Below is a listing; reproduce each line of it exactly.

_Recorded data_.
§ §

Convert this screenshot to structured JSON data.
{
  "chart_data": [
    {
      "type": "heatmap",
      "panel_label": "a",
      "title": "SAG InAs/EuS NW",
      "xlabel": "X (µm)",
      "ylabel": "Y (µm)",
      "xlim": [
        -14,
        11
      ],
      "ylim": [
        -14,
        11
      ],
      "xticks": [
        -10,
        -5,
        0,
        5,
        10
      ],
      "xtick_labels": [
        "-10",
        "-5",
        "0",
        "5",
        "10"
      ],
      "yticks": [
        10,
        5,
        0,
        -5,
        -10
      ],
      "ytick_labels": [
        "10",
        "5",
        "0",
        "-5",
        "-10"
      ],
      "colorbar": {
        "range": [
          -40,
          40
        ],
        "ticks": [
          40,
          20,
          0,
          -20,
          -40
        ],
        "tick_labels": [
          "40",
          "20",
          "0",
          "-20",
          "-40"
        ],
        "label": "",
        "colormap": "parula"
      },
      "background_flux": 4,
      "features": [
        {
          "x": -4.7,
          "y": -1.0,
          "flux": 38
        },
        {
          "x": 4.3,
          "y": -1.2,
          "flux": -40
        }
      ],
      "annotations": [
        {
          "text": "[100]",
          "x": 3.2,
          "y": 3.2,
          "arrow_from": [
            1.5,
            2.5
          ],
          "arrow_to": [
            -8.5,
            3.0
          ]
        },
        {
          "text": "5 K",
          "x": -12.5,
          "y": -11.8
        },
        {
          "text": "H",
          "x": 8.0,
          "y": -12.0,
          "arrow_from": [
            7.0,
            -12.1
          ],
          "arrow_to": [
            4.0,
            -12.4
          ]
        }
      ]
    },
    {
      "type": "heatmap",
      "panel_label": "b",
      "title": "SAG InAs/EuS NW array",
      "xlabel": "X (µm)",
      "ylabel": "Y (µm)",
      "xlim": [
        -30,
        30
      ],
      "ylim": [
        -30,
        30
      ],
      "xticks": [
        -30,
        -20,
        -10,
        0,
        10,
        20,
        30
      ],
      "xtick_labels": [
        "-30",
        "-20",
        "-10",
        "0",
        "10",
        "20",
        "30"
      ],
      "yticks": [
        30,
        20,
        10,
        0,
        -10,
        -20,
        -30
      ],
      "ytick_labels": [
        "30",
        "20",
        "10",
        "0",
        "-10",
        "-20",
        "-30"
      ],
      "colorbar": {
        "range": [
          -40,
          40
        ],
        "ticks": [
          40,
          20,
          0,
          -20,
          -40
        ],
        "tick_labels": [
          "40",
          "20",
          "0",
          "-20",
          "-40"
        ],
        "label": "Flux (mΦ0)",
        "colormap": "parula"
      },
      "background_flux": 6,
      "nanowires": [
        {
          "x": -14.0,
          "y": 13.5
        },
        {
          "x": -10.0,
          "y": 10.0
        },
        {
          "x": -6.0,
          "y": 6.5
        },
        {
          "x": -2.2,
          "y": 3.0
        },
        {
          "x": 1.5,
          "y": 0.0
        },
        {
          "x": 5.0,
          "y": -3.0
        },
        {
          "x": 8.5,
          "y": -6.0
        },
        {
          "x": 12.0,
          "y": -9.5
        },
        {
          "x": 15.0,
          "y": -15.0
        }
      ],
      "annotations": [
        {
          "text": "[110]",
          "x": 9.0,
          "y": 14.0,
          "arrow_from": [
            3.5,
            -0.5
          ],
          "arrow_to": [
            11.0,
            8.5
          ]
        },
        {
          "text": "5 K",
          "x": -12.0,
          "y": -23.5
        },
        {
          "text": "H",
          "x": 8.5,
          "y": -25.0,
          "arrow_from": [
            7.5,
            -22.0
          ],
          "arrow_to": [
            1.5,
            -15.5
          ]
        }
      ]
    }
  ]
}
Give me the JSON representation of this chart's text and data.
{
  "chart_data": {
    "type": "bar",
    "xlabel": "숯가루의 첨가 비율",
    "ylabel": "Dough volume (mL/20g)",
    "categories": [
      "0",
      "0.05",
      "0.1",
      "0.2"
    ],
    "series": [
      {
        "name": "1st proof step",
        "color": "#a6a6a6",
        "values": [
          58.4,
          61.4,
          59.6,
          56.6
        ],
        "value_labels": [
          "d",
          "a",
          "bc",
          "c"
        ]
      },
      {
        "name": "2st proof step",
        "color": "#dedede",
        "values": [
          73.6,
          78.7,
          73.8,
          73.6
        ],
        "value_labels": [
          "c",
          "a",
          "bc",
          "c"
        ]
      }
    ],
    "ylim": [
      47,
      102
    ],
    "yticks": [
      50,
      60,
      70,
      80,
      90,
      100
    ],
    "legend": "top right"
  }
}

§ §

_EXERCISE OUTPUT_.
Convert this screenshot to structured JSON data.
{
  "chart_data": [
    {
      "type": "heatmap",
      "panel_label": "a",
      "title": "SAG InAs/EuS NW",
      "xlabel": "X (µm)",
      "ylabel": "Y (µm)",
      "xlim": [
        -14,
        11
      ],
      "ylim": [
        -14,
        11
      ],
      "xticks": [
        -10,
        -5,
        0,
        5,
        10
      ],
      "xtick_labels": [
        "-10",
        "-5",
        "0",
        "5",
        "10"
      ],
      "yticks": [
        10,
        5,
        0,
        -5,
        -10
      ],
      "ytick_labels": [
        "10",
        "5",
        "0",
        "-5",
        "-10"
      ],
      "colorbar": {
        "range": [
          -40,
          40
        ],
        "ticks": [
          40,
          20,
          0,
          -20,
          -40
        ],
        "tick_labels": [
          "40",
          "20",
          "0",
          "-20",
          "-40"
        ],
        "label": "",
        "colormap": "parula"
      },
      "background_flux": 4,
      "features": [
        {
          "x": -4.7,
          "y": -1.0,
          "flux": 38
        },
        {
          "x": 4.3,
          "y": -1.2,
          "flux": -40
        }
      ],
      "annotations": [
        {
          "text": "[100]",
          "x": 3.2,
          "y": 3.2,
          "arrow_from": [
            1.5,
            2.5
          ],
          "arrow_to": [
            -8.5,
            3.0
          ]
        },
        {
          "text": "5 K",
          "x": -12.5,
          "y": -11.8
        },
        {
          "text": "H",
          "x": 8.0,
          "y": -12.0,
          "arrow_from": [
            7.0,
            -12.1
          ],
          "arrow_to": [
            4.0,
            -12.4
          ]
        }
      ]
    },
    {
      "type": "heatmap",
      "panel_label": "b",
      "title": "SAG InAs/EuS NW array",
      "xlabel": "X (µm)",
      "ylabel": "Y (µm)",
      "xlim": [
        -30,
        30
      ],
      "ylim": [
        -30,
        30
      ],
      "xticks": [
        -30,
        -20,
        -10,
        0,
        10,
        20,
        30
      ],
      "xtick_labels": [
        "-30",
        "-20",
        "-10",
        "0",
        "10",
        "20",
        "30"
      ],
      "yticks": [
        30,
        20,
        10,
        0,
        -10,
        -20,
        -30
      ],
      "ytick_labels": [
        "30",
        "20",
        "10",
        "0",
        "-10",
        "-20",
        "-30"
      ],
      "colorbar": {
        "range": [
          -40,
          40
        ],
        "ticks": [
          40,
          20,
          0,
          -20,
          -40
        ],
        "tick_labels": [
          "40",
          "20",
          "0",
          "-20",
          "-40"
        ],
        "label": "Flux (mΦ0)",
        "colormap": "parula"
      },
      "background_flux": 6,
      "nanowires": [
        {
          "x": -14.0,
          "y": 13.5
        },
        {
          "x": -10.0,
          "y": 10.0
        },
        {
          "x": -6.0,
          "y": 6.5
        },
        {
          "x": -2.2,
          "y": 3.0
        },
        {
          "x": 1.5,
          "y": 0.0
        },
        {
          "x": 5.0,
          "y": -3.0
        },
        {
          "x": 8.5,
          "y": -6.0
        },
        {
          "x": 12.0,
          "y": -9.5
        },
        {
          "x": 15.0,
          "y": -15.0
        }
      ],
      "annotations": [
        {
          "text": "[110]",
          "x": 9.0,
          "y": 14.0,
          "arrow_from": [
            3.5,
            -0.5
          ],
          "arrow_to": [
            11.0,
            8.5
          ]
        },
        {
          "text": "5 K",
          "x": -12.0,
          "y": -23.5
        },
        {
          "text": "H",
          "x": 8.5,
          "y": -25.0,
          "arrow_from": [
            7.5,
            -22.0
          ],
          "arrow_to": [
            1.5,
            -15.5
          ]
        }
      ]
    }
  ]
}
Give me the JSON representation of this chart's text and data.
{
  "chart_data": {
    "type": "bar",
    "xlabel": "숯가루의 첨가 비율",
    "ylabel": "Dough volume (mL/20g)",
    "categories": [
      "0",
      "0.05",
      "0.1",
      "0.2"
    ],
    "series": [
      {
        "name": "1st proof step",
        "color": "#a6a6a6",
        "values": [
          58.4,
          61.4,
          59.6,
          56.6
        ],
        "value_labels": [
          "d",
          "a",
          "bc",
          "c"
        ]
      },
      {
        "name": "2st proof step",
        "color": "#dedede",
        "values": [
          73.6,
          78.7,
          73.8,
          73.6
        ],
        "value_labels": [
          "c",
          "a",
          "bc",
          "c"
        ]
      }
    ],
    "ylim": [
      47,
      102
    ],
    "yticks": [
      50,
      60,
      70,
      80,
      90,
      100
    ],
    "legend": "top right"
  }
}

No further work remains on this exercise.